** The task **
Give every line of the records below as a JSON list of strings, one string per line, leaving out blank lines and the pictures.

** Data provided **
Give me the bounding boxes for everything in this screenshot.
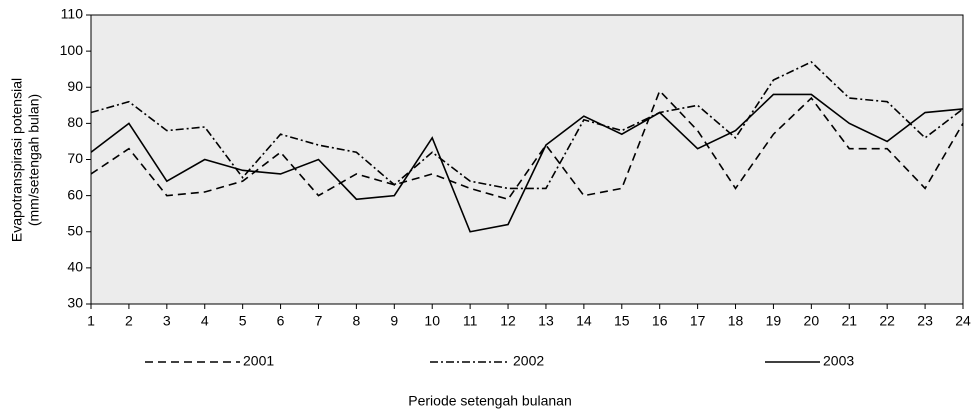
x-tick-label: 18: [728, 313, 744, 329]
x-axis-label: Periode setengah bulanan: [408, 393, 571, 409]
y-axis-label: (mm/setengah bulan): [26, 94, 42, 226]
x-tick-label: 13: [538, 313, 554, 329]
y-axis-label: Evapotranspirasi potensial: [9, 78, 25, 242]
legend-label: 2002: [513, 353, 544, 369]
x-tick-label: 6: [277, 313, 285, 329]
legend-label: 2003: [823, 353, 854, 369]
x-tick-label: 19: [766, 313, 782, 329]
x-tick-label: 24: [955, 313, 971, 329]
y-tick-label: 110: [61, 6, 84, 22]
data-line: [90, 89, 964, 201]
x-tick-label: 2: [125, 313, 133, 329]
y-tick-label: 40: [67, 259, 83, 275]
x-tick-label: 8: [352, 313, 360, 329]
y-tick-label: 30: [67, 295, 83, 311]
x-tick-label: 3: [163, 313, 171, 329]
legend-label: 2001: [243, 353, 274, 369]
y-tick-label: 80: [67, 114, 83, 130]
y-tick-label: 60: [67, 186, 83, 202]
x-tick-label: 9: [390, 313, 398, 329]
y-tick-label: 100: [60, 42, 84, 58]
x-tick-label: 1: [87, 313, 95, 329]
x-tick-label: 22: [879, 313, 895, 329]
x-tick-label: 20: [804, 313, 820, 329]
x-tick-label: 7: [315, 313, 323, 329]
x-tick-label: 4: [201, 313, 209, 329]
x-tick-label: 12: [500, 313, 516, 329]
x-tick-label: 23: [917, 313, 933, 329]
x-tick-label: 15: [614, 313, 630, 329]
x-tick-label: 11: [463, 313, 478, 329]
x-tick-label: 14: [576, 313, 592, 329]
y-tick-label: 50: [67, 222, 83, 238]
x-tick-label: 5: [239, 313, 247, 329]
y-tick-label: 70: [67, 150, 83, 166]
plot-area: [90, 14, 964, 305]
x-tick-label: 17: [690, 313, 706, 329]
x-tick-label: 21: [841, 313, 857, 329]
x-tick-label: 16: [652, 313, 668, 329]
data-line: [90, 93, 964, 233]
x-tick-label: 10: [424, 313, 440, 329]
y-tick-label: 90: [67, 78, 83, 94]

** Worked answer **
[
  "Give me the bounding boxes for everything in this screenshot.",
  "x-tick-label: 18: [728, 313, 744, 329]",
  "x-axis-label: Periode setengah bulanan: [408, 393, 571, 409]",
  "y-axis-label: (mm/setengah bulan): [26, 94, 42, 226]",
  "x-tick-label: 13: [538, 313, 554, 329]",
  "y-axis-label: Evapotranspirasi potensial: [9, 78, 25, 242]",
  "legend-label: 2002: [513, 353, 544, 369]",
  "x-tick-label: 6: [277, 313, 285, 329]",
  "legend-label: 2003: [823, 353, 854, 369]",
  "x-tick-label: 19: [766, 313, 782, 329]",
  "x-tick-label: 24: [955, 313, 971, 329]",
  "y-tick-label: 110: [61, 6, 84, 22]",
  "data-line: [90, 89, 964, 201]",
  "x-tick-label: 2: [125, 313, 133, 329]",
  "y-tick-label: 40: [67, 259, 83, 275]",
  "x-tick-label: 8: [352, 313, 360, 329]",
  "y-tick-label: 30: [67, 295, 83, 311]",
  "x-tick-label: 3: [163, 313, 171, 329]",
  "legend-label: 2001: [243, 353, 274, 369]",
  "y-tick-label: 80: [67, 114, 83, 130]",
  "y-tick-label: 60: [67, 186, 83, 202]",
  "x-tick-label: 9: [390, 313, 398, 329]",
  "y-tick-label: 100: [60, 42, 84, 58]",
  "x-tick-label: 1: [87, 313, 95, 329]",
  "x-tick-label: 22: [879, 313, 895, 329]",
  "x-tick-label: 20: [804, 313, 820, 329]",
  "x-tick-label: 7: [315, 313, 323, 329]",
  "x-tick-label: 4: [201, 313, 209, 329]",
  "x-tick-label: 12: [500, 313, 516, 329]",
  "x-tick-label: 23: [917, 313, 933, 329]",
  "x-tick-label: 15: [614, 313, 630, 329]",
  "x-tick-label: 11: [463, 313, 478, 329]",
  "x-tick-label: 14: [576, 313, 592, 329]",
  "y-tick-label: 50: [67, 222, 83, 238]",
  "x-tick-label: 5: [239, 313, 247, 329]",
  "y-tick-label: 70: [67, 150, 83, 166]",
  "plot-area: [90, 14, 964, 305]",
  "x-tick-label: 17: [690, 313, 706, 329]",
  "x-tick-label: 21: [841, 313, 857, 329]",
  "x-tick-label: 16: [652, 313, 668, 329]",
  "data-line: [90, 93, 964, 233]",
  "x-tick-label: 10: [424, 313, 440, 329]",
  "y-tick-label: 90: [67, 78, 83, 94]"
]